> **STORED DATA**
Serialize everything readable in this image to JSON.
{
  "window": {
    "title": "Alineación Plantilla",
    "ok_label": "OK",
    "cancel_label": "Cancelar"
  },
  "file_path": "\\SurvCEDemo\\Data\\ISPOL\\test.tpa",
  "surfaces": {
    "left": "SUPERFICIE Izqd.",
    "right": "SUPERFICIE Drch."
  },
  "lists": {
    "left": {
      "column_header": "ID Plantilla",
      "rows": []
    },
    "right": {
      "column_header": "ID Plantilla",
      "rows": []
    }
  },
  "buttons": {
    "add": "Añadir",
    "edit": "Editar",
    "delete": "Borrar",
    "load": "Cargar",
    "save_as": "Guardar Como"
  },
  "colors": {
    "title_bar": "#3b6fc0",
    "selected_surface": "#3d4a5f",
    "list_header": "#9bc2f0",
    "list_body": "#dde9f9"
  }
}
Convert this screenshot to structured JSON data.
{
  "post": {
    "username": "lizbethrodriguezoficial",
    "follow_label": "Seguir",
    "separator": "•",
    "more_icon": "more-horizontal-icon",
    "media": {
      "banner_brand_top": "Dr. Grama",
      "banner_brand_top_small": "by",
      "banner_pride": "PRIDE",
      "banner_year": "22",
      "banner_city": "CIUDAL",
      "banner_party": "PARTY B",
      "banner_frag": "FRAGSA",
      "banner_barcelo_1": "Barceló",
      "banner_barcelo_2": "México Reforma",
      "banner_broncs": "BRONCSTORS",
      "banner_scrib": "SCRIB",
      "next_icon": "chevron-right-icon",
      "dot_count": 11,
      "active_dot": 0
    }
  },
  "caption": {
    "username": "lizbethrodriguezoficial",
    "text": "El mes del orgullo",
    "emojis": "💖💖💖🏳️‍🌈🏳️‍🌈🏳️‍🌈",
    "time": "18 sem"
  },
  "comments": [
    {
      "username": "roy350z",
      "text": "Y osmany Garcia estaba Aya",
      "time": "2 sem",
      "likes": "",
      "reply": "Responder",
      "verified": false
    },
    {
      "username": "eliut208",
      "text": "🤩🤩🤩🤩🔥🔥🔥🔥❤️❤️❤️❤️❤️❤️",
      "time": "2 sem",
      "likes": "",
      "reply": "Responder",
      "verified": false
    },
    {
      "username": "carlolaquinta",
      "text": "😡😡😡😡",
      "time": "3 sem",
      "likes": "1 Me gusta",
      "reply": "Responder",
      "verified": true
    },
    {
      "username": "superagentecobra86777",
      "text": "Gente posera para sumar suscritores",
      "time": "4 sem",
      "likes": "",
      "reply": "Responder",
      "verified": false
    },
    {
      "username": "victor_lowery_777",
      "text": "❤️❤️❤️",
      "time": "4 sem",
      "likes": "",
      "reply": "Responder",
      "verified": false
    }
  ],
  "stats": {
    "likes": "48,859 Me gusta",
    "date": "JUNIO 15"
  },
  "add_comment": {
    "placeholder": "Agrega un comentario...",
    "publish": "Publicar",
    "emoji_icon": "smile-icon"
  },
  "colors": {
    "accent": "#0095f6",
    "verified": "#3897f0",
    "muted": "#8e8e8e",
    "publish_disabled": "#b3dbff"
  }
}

> **EXERCISE OBJECTIVE**
Your task is to reproduce all of the records exactly.

> **EXERCISE RESPONSE**
Serialize everything readable in this image to JSON.
{
  "window": {
    "title": "Alineación Plantilla",
    "ok_label": "OK",
    "cancel_label": "Cancelar"
  },
  "file_path": "\\SurvCEDemo\\Data\\ISPOL\\test.tpa",
  "surfaces": {
    "left": "SUPERFICIE Izqd.",
    "right": "SUPERFICIE Drch."
  },
  "lists": {
    "left": {
      "column_header": "ID Plantilla",
      "rows": []
    },
    "right": {
      "column_header": "ID Plantilla",
      "rows": []
    }
  },
  "buttons": {
    "add": "Añadir",
    "edit": "Editar",
    "delete": "Borrar",
    "load": "Cargar",
    "save_as": "Guardar Como"
  },
  "colors": {
    "title_bar": "#3b6fc0",
    "selected_surface": "#3d4a5f",
    "list_header": "#9bc2f0",
    "list_body": "#dde9f9"
  }
}
Convert this screenshot to structured JSON data.
{
  "post": {
    "username": "lizbethrodriguezoficial",
    "follow_label": "Seguir",
    "separator": "•",
    "more_icon": "more-horizontal-icon",
    "media": {
      "banner_brand_top": "Dr. Grama",
      "banner_brand_top_small": "by",
      "banner_pride": "PRIDE",
      "banner_year": "22",
      "banner_city": "CIUDAL",
      "banner_party": "PARTY B",
      "banner_frag": "FRAGSA",
      "banner_barcelo_1": "Barceló",
      "banner_barcelo_2": "México Reforma",
      "banner_broncs": "BRONCSTORS",
      "banner_scrib": "SCRIB",
      "next_icon": "chevron-right-icon",
      "dot_count": 11,
      "active_dot": 0
    }
  },
  "caption": {
    "username": "lizbethrodriguezoficial",
    "text": "El mes del orgullo",
    "emojis": "💖💖💖🏳️‍🌈🏳️‍🌈🏳️‍🌈",
    "time": "18 sem"
  },
  "comments": [
    {
      "username": "roy350z",
      "text": "Y osmany Garcia estaba Aya",
      "time": "2 sem",
      "likes": "",
      "reply": "Responder",
      "verified": false
    },
    {
      "username": "eliut208",
      "text": "🤩🤩🤩🤩🔥🔥🔥🔥❤️❤️❤️❤️❤️❤️",
      "time": "2 sem",
      "likes": "",
      "reply": "Responder",
      "verified": false
    },
    {
      "username": "carlolaquinta",
      "text": "😡😡😡😡",
      "time": "3 sem",
      "likes": "1 Me gusta",
      "reply": "Responder",
      "verified": true
    },
    {
      "username": "superagentecobra86777",
      "text": "Gente posera para sumar suscritores",
      "time": "4 sem",
      "likes": "",
      "reply": "Responder",
      "verified": false
    },
    {
      "username": "victor_lowery_777",
      "text": "❤️❤️❤️",
      "time": "4 sem",
      "likes": "",
      "reply": "Responder",
      "verified": false
    }
  ],
  "stats": {
    "likes": "48,859 Me gusta",
    "date": "JUNIO 15"
  },
  "add_comment": {
    "placeholder": "Agrega un comentario...",
    "publish": "Publicar",
    "emoji_icon": "smile-icon"
  },
  "colors": {
    "accent": "#0095f6",
    "verified": "#3897f0",
    "muted": "#8e8e8e",
    "publish_disabled": "#b3dbff"
  }
}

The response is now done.